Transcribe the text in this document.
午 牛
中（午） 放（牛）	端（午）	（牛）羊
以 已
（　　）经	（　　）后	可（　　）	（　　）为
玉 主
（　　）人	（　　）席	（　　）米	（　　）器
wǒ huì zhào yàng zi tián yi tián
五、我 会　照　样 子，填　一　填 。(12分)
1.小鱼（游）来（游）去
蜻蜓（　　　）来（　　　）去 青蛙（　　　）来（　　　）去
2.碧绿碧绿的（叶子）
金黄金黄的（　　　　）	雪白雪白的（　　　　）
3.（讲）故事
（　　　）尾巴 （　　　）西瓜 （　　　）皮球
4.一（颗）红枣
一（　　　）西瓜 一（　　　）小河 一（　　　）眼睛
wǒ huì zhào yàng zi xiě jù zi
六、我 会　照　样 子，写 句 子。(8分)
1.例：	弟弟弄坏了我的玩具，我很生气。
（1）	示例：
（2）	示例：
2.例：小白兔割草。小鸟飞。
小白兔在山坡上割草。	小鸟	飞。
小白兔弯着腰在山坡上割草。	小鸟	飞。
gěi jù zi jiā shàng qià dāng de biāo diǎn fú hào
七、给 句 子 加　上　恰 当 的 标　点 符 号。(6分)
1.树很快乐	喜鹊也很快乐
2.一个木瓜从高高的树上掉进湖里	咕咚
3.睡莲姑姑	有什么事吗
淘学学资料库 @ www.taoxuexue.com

__Problem to solve__
Each line of the material should be duplicated exactly, please.

__The result__
Transcribe the text in this document.
午 牛
中（午） 放（牛）	端（午）	（牛）羊
以 已
（　　）经	（　　）后	可（　　）	（　　）为
玉 主
（　　）人	（　　）席	（　　）米	（　　）器
wǒ huì zhào yàng zi tián yi tián
五、我 会　照　样 子，填　一　填 。(12分)
1.小鱼（游）来（游）去
蜻蜓（　　　）来（　　　）去 青蛙（　　　）来（　　　）去
2.碧绿碧绿的（叶子）
金黄金黄的（　　　　）	雪白雪白的（　　　　）
3.（讲）故事
（　　　）尾巴 （　　　）西瓜 （　　　）皮球
4.一（颗）红枣
一（　　　）西瓜 一（　　　）小河 一（　　　）眼睛
wǒ huì zhào yàng zi xiě jù zi
六、我 会　照　样 子，写 句 子。(8分)
1.例：	弟弟弄坏了我的玩具，我很生气。
（1）	示例：
（2）	示例：
2.例：小白兔割草。小鸟飞。
小白兔在山坡上割草。	小鸟	飞。
小白兔弯着腰在山坡上割草。	小鸟	飞。
gěi jù zi jiā shàng qià dāng de biāo diǎn fú hào
七、给 句 子 加　上　恰 当 的 标　点 符 号。(6分)
1.树很快乐	喜鹊也很快乐
2.一个木瓜从高高的树上掉进湖里	咕咚
3.睡莲姑姑	有什么事吗
淘学学资料库 @ www.taoxuexue.com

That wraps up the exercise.